Collected data
# # # # #
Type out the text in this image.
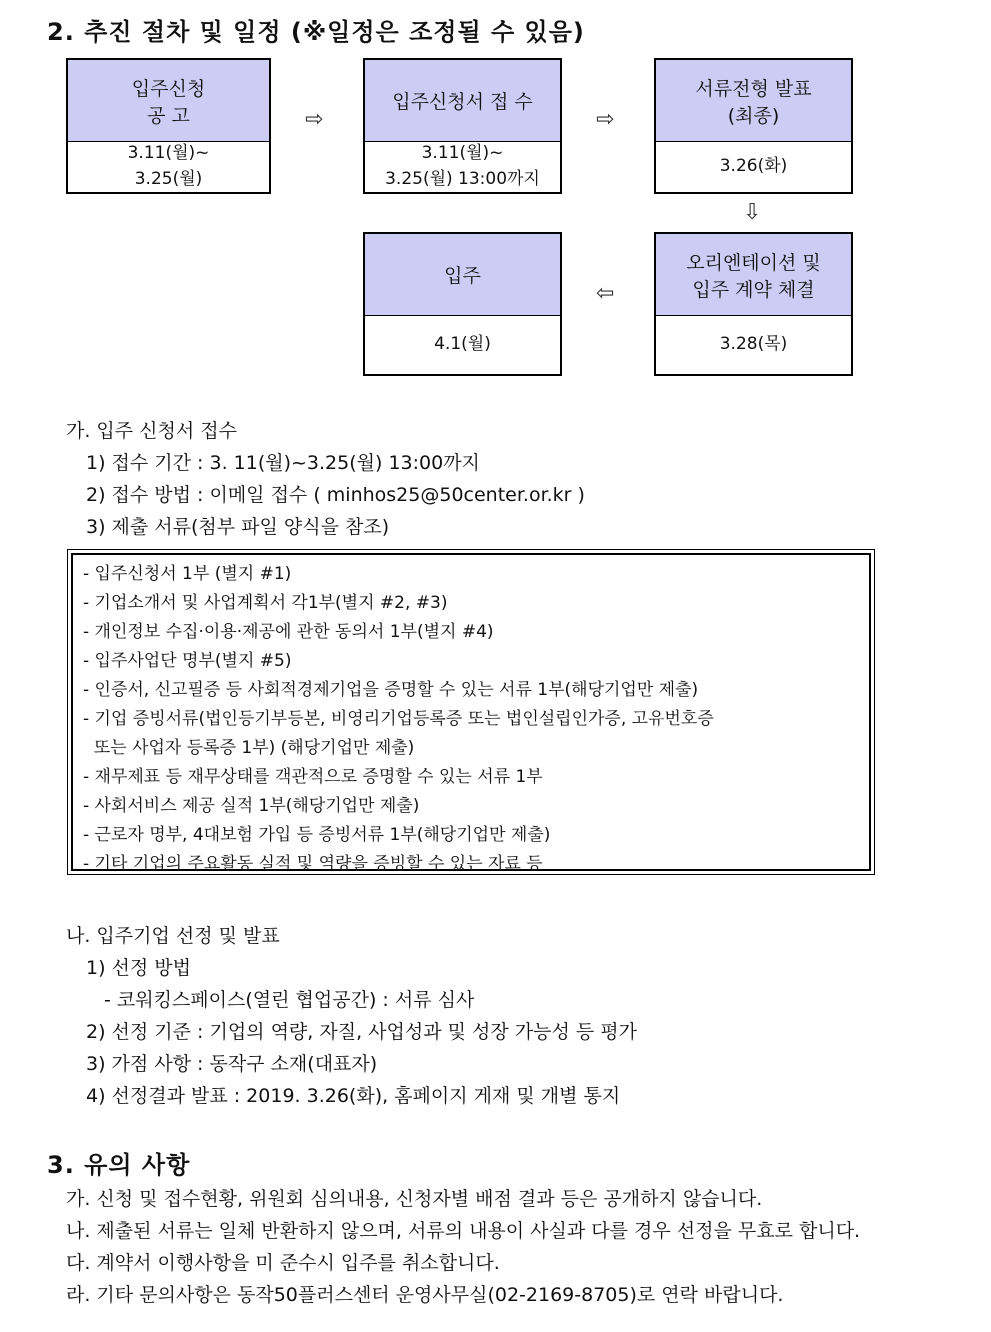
2. 추진 절차 및 일정 (※일정은 조정될 수 있음)
입주신청
공 고
3.11(월)~
3.25(월)
⇨
입주신청서 접 수
3.11(월)~
3.25(월) 13:00까지
⇨
서류전형 발표
(최종)
3.26(화)
⇩
오리엔테이션 및
입주 계약 체결
3.28(목)
⇦
입주
4.1(월)
가. 입주 신청서 접수
1) 접수 기간 : 3. 11(월)~3.25(월) 13:00까지
2) 접수 방법 : 이메일 접수 ( minhos25@50center.or.kr )
3) 제출 서류(첨부 파일 양식을 참조)
- 입주신청서 1부 (별지 #1)
- 기업소개서 및 사업계획서 각1부(별지 #2, #3)
- 개인정보 수집·이용·제공에 관한 동의서 1부(별지 #4)
- 입주사업단 명부(별지 #5)
- 인증서, 신고필증 등 사회적경제기업을 증명할 수 있는 서류 1부(해당기업만 제출)
- 기업 증빙서류(법인등기부등본, 비영리기업등록증 또는 법인설립인가증, 고유번호증
또는 사업자 등록증 1부) (해당기업만 제출)
- 재무제표 등 재무상태를 객관적으로 증명할 수 있는 서류 1부
- 사회서비스 제공 실적 1부(해당기업만 제출)
- 근로자 명부, 4대보험 가입 등 증빙서류 1부(해당기업만 제출)
- 기타 기업의 주요활동 실적 및 역량을 증빙할 수 있는 자료 등
나. 입주기업 선정 및 발표
1) 선정 방법
- 코워킹스페이스(열린 협업공간) : 서류 심사
2) 선정 기준 : 기업의 역량, 자질, 사업성과 및 성장 가능성 등 평가
3) 가점 사항 : 동작구 소재(대표자)
4) 선정결과 발표 : 2019. 3.26(화), 홈페이지 게재 및 개별 통지
3. 유의 사항
가. 신청 및 접수현황, 위원회 심의내용, 신청자별 배점 결과 등은 공개하지 않습니다.
나. 제출된 서류는 일체 반환하지 않으며, 서류의 내용이 사실과 다를 경우 선정을 무효로 합니다.
다. 계약서 이행사항을 미 준수시 입주를 취소합니다.
라. 기타 문의사항은 동작50플러스센터 운영사무실(02-2169-8705)로 연락 바랍니다.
# # # # #
**What is asked:**
Your task is to transcribe all of the records precisely, with no images included.

**Solved problem:**
Type out the text in this image.
2. 추진 절차 및 일정 (※일정은 조정될 수 있음)
입주신청
공 고
3.11(월)~
3.25(월)
⇨
입주신청서 접 수
3.11(월)~
3.25(월) 13:00까지
⇨
서류전형 발표
(최종)
3.26(화)
⇩
오리엔테이션 및
입주 계약 체결
3.28(목)
⇦
입주
4.1(월)
가. 입주 신청서 접수
1) 접수 기간 : 3. 11(월)~3.25(월) 13:00까지
2) 접수 방법 : 이메일 접수 ( minhos25@50center.or.kr )
3) 제출 서류(첨부 파일 양식을 참조)
- 입주신청서 1부 (별지 #1)
- 기업소개서 및 사업계획서 각1부(별지 #2, #3)
- 개인정보 수집·이용·제공에 관한 동의서 1부(별지 #4)
- 입주사업단 명부(별지 #5)
- 인증서, 신고필증 등 사회적경제기업을 증명할 수 있는 서류 1부(해당기업만 제출)
- 기업 증빙서류(법인등기부등본, 비영리기업등록증 또는 법인설립인가증, 고유번호증
또는 사업자 등록증 1부) (해당기업만 제출)
- 재무제표 등 재무상태를 객관적으로 증명할 수 있는 서류 1부
- 사회서비스 제공 실적 1부(해당기업만 제출)
- 근로자 명부, 4대보험 가입 등 증빙서류 1부(해당기업만 제출)
- 기타 기업의 주요활동 실적 및 역량을 증빙할 수 있는 자료 등
나. 입주기업 선정 및 발표
1) 선정 방법
- 코워킹스페이스(열린 협업공간) : 서류 심사
2) 선정 기준 : 기업의 역량, 자질, 사업성과 및 성장 가능성 등 평가
3) 가점 사항 : 동작구 소재(대표자)
4) 선정결과 발표 : 2019. 3.26(화), 홈페이지 게재 및 개별 통지
3. 유의 사항
가. 신청 및 접수현황, 위원회 심의내용, 신청자별 배점 결과 등은 공개하지 않습니다.
나. 제출된 서류는 일체 반환하지 않으며, 서류의 내용이 사실과 다를 경우 선정을 무효로 합니다.
다. 계약서 이행사항을 미 준수시 입주를 취소합니다.
라. 기타 문의사항은 동작50플러스센터 운영사무실(02-2169-8705)로 연락 바랍니다.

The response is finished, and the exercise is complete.